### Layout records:
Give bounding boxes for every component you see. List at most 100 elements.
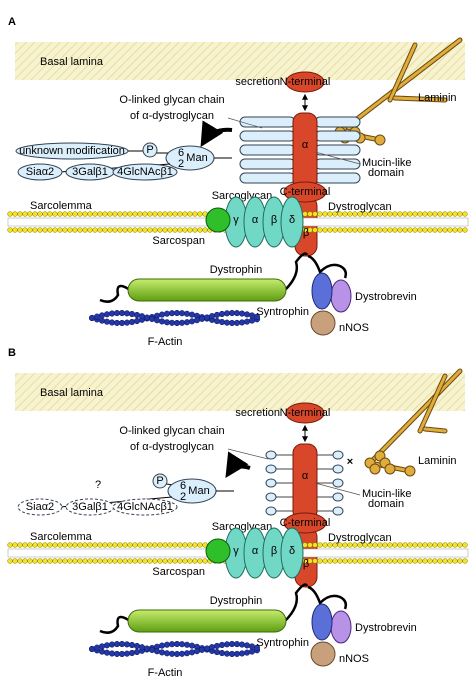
lipid-head — [42, 542, 48, 548]
lipid-head — [32, 211, 38, 217]
actin-monomer — [143, 314, 151, 321]
label: Sarcoglycan — [212, 521, 273, 533]
actin-monomer — [98, 643, 106, 650]
label: Mucin-like — [362, 157, 412, 169]
lipid-head — [97, 558, 103, 564]
lipid-head — [312, 211, 318, 217]
sugar-label: Siaα2 — [26, 501, 54, 513]
lipid-head — [72, 542, 78, 548]
lipid-head — [62, 542, 68, 548]
lipid-head — [337, 227, 343, 233]
subunit-label: α — [252, 545, 259, 557]
lipid-head — [22, 211, 28, 217]
lipid-head — [392, 211, 398, 217]
lipid-head — [457, 227, 463, 233]
lipid-head — [397, 211, 403, 217]
label: nNOS — [339, 322, 369, 334]
lipid-head — [77, 227, 83, 233]
lipid-head — [382, 227, 388, 233]
lipid-head — [7, 542, 13, 548]
lipid-head — [57, 558, 63, 564]
actin-monomer — [248, 643, 256, 650]
actin-monomer — [213, 311, 221, 318]
lipid-head — [457, 542, 463, 548]
label: 6 — [178, 147, 184, 159]
label: Sarcolemma — [30, 200, 93, 212]
lipid-head — [312, 558, 318, 564]
lipid-head — [367, 558, 373, 564]
actin-monomer — [128, 310, 136, 318]
lipid-head — [157, 558, 163, 564]
label: O-linked glycan chain — [119, 94, 224, 106]
lipid-head — [107, 542, 113, 548]
lipid-head — [102, 211, 108, 217]
lipid-head — [177, 558, 183, 564]
label: secretion — [235, 407, 280, 419]
label: C-terminal — [280, 517, 331, 529]
lipid-head — [107, 227, 113, 233]
lipid-head — [372, 227, 378, 233]
lipid-head — [87, 211, 93, 217]
lipid-head — [407, 227, 413, 233]
lipid-head — [27, 227, 33, 233]
actin-monomer — [248, 312, 256, 319]
lipid-head — [102, 227, 108, 233]
lipid-head — [147, 542, 153, 548]
actin-monomer — [188, 649, 196, 656]
laminin-arm — [418, 374, 447, 433]
laminin-arm — [393, 96, 447, 102]
lipid-head — [52, 542, 58, 548]
actin-monomer — [138, 313, 146, 320]
actin-monomer — [183, 310, 191, 317]
lipid-head — [187, 211, 193, 217]
lipid-head — [397, 542, 403, 548]
actin-monomer — [118, 650, 126, 658]
lipid-head — [202, 558, 208, 564]
lipid-head — [12, 542, 18, 548]
actin-monomer — [243, 311, 251, 318]
lipid-head — [37, 227, 43, 233]
lipid-head — [422, 227, 428, 233]
lipid-head — [427, 211, 433, 217]
lipid-head — [52, 211, 58, 217]
lipid-head — [67, 558, 73, 564]
lipid-head — [12, 211, 18, 217]
lipid-head — [77, 558, 83, 564]
lipid-head — [57, 227, 63, 233]
lipid-head — [92, 542, 98, 548]
lipid-head — [362, 558, 368, 564]
label: Dystrobrevin — [355, 291, 417, 303]
dystrophin — [127, 278, 287, 302]
lipid-head — [412, 227, 418, 233]
lipid-head — [12, 558, 18, 564]
lipid-head — [37, 558, 43, 564]
actin-monomer — [178, 319, 186, 326]
lipid-head — [312, 542, 318, 548]
lipid-head — [122, 211, 128, 217]
n-terminal — [285, 71, 325, 93]
lipid-head — [162, 227, 168, 233]
actin-monomer — [218, 310, 226, 318]
lipid-head — [82, 227, 88, 233]
c-terminal — [283, 512, 327, 534]
actin-monomer — [88, 314, 96, 322]
lipid-head — [127, 227, 133, 233]
lipid-head — [452, 542, 458, 548]
lipid-head — [62, 227, 68, 233]
lipid-head — [332, 227, 338, 233]
lipid-head — [442, 211, 448, 217]
actin-monomer — [98, 648, 106, 655]
glycan-bead — [265, 464, 277, 474]
lipid-head — [177, 211, 183, 217]
lipid-head — [357, 558, 363, 564]
actin-monomer — [248, 648, 256, 655]
lipid-head — [182, 558, 188, 564]
actin-monomer — [188, 318, 196, 325]
label: Sarcospan — [152, 235, 205, 247]
lipid-head — [417, 542, 423, 548]
lipid-head — [192, 227, 198, 233]
lipid-head — [427, 542, 433, 548]
lipid-head — [402, 227, 408, 233]
subunit-label: δ — [289, 214, 295, 226]
lipid-head — [452, 211, 458, 217]
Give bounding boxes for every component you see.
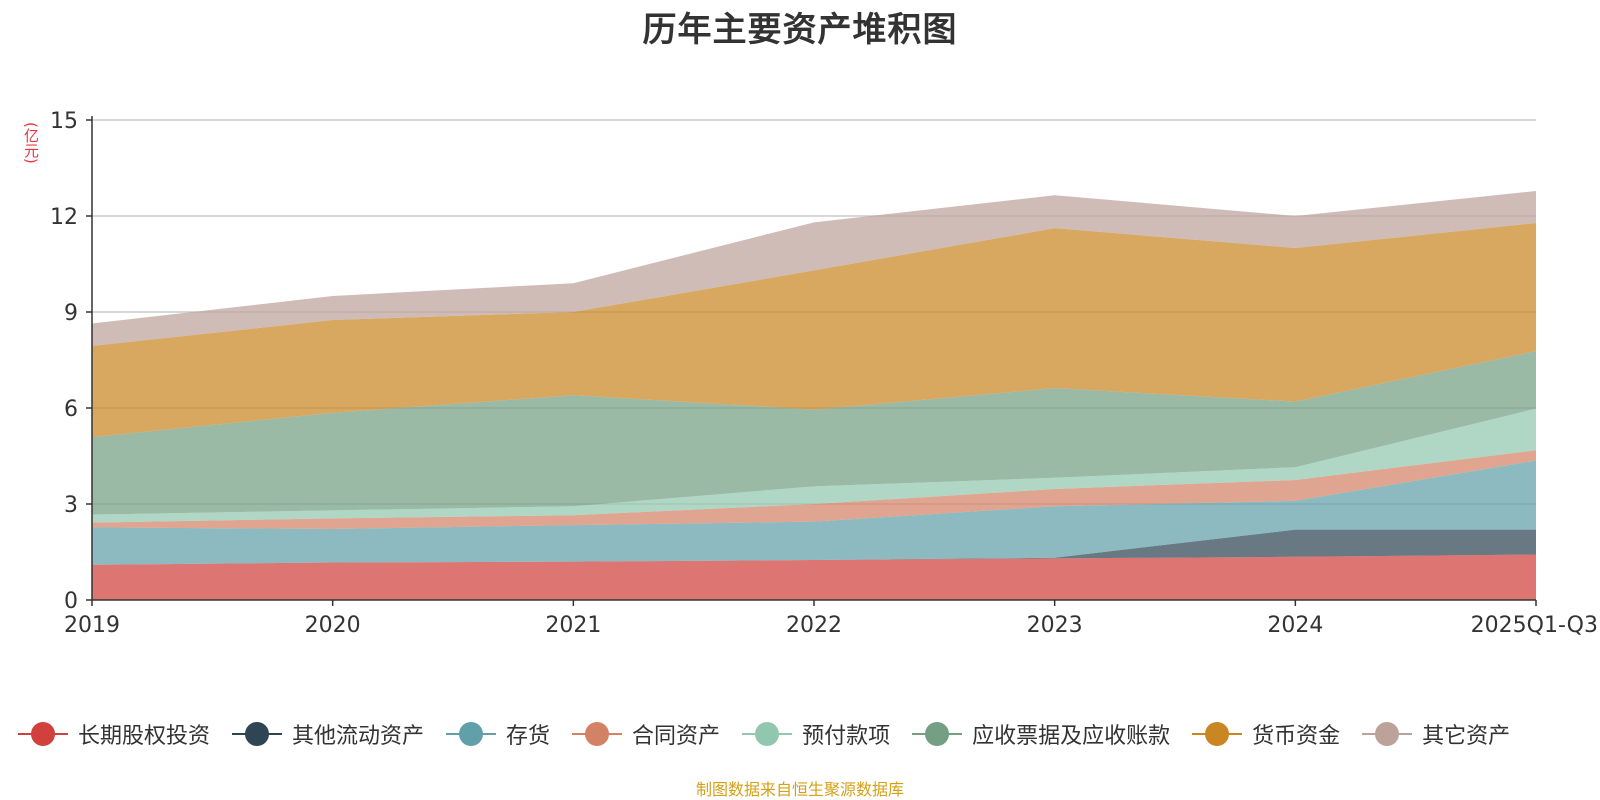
- legend-label: 货币资金: [1252, 724, 1341, 749]
- legend-item-6[interactable]: 货币资金: [1192, 718, 1340, 750]
- area-series-2[interactable]: [92, 460, 1536, 565]
- y-tick-label: 0: [64, 589, 78, 614]
- y-tick-label: 12: [50, 205, 78, 230]
- legend-marker-icon: [446, 721, 497, 747]
- area-series-4[interactable]: [92, 408, 1536, 523]
- x-tick-label: 2023: [1027, 613, 1083, 638]
- area-series-6[interactable]: [92, 223, 1536, 438]
- legend-label: 长期股权投资: [78, 724, 211, 749]
- legend-item-5[interactable]: 应收票据及应收账款: [912, 718, 1170, 750]
- x-tick-label: 2025Q1-Q3: [1471, 613, 1598, 638]
- source-note: 制图数据来自恒生聚源数据库: [695, 780, 904, 799]
- legend-label: 其它资产: [1422, 724, 1511, 749]
- legend-label: 其他流动资产: [292, 724, 425, 749]
- legend-marker-icon: [912, 721, 963, 747]
- legend-item-0[interactable]: 长期股权投资: [18, 718, 210, 750]
- legend-label: 预付款项: [802, 724, 891, 749]
- axes: 0 3 6 9 12 15 2019 2020 2021 2022 2023 2024 2025Q1-Q…: [50, 109, 1598, 638]
- legend-item-7[interactable]: 其它资产: [1362, 718, 1510, 750]
- stacked-area-chart: 0 3 6 9 12 15 2019 2020 2021 2022 2023 2024 2025Q1-Q…: [50, 109, 1598, 638]
- x-tick-label: 2024: [1267, 613, 1323, 638]
- legend-marker-icon: [742, 721, 793, 747]
- legend-label: 合同资产: [632, 724, 721, 749]
- legend-marker-icon: [572, 721, 623, 747]
- legend-marker-icon: [1362, 721, 1413, 747]
- y-tick-label: 6: [64, 397, 78, 422]
- area-series-3[interactable]: [92, 450, 1536, 529]
- legend-marker-icon: [232, 721, 283, 747]
- chart-title: 历年主要资产堆积图: [642, 10, 958, 50]
- area-series: [92, 191, 1536, 600]
- x-tick-label: 2020: [305, 613, 361, 638]
- area-series-5[interactable]: [92, 351, 1536, 515]
- x-tick-label: 2022: [786, 613, 842, 638]
- y-tick-label: 3: [64, 493, 78, 518]
- legend-item-3[interactable]: 合同资产: [572, 718, 720, 750]
- legend-item-4[interactable]: 预付款项: [742, 718, 890, 750]
- legend-item-2[interactable]: 存货: [446, 718, 550, 750]
- x-tick-label: 2019: [64, 613, 120, 638]
- legend-marker-icon: [1192, 721, 1243, 747]
- area-series-7[interactable]: [92, 191, 1536, 346]
- legend-label: 应收票据及应收账款: [972, 724, 1171, 749]
- legend: 长期股权投资 其他流动资产 存货 合同资产 预付款项 应收票据及应收账款 货币资金 其它资产: [18, 716, 1532, 752]
- y-axis-unit: (亿元): [22, 122, 40, 164]
- x-tick-label: 2021: [545, 613, 601, 638]
- legend-marker-icon: [18, 721, 68, 747]
- y-tick-label: 15: [50, 109, 78, 134]
- legend-item-1[interactable]: 其他流动资产: [232, 718, 424, 750]
- area-series-0[interactable]: [92, 554, 1536, 600]
- y-tick-label: 9: [64, 301, 78, 326]
- area-series-1[interactable]: [92, 529, 1536, 565]
- legend-label: 存货: [506, 724, 551, 749]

### Problem:
Could you express the lines of the records, starting at the line containing "- legend-label: 货币资金: [1252, 724, 1341, 749]" and ending at the line containing "- legend-item-0[interactable]: 长期股权投资: [18, 718, 210, 750]", as a JSON list of strings with one string per line, both end lines included and blank lines left out?

### Finished answer:
[
  "- legend-label: 货币资金: [1252, 724, 1341, 749]",
  "- legend-item-6[interactable]: 货币资金: [1192, 718, 1340, 750]",
  "- area-series-2[interactable]: [92, 460, 1536, 565]",
  "- y-tick-label: 0: [64, 589, 78, 614]",
  "- y-tick-label: 12: [50, 205, 78, 230]",
  "- legend-marker-icon: [446, 721, 497, 747]",
  "- area-series-4[interactable]: [92, 408, 1536, 523]",
  "- x-tick-label: 2023: [1027, 613, 1083, 638]",
  "- area-series-6[interactable]: [92, 223, 1536, 438]",
  "- legend-label: 长期股权投资: [78, 724, 211, 749]",
  "- legend-item-5[interactable]: 应收票据及应收账款: [912, 718, 1170, 750]",
  "- x-tick-label: 2025Q1-Q3: [1471, 613, 1598, 638]",
  "- source-note: 制图数据来自恒生聚源数据库: [695, 780, 904, 799]",
  "- legend-label: 其它资产: [1422, 724, 1511, 749]",
  "- legend-label: 其他流动资产: [292, 724, 425, 749]",
  "- legend-marker-icon: [912, 721, 963, 747]",
  "- legend-item-0[interactable]: 长期股权投资: [18, 718, 210, 750]"
]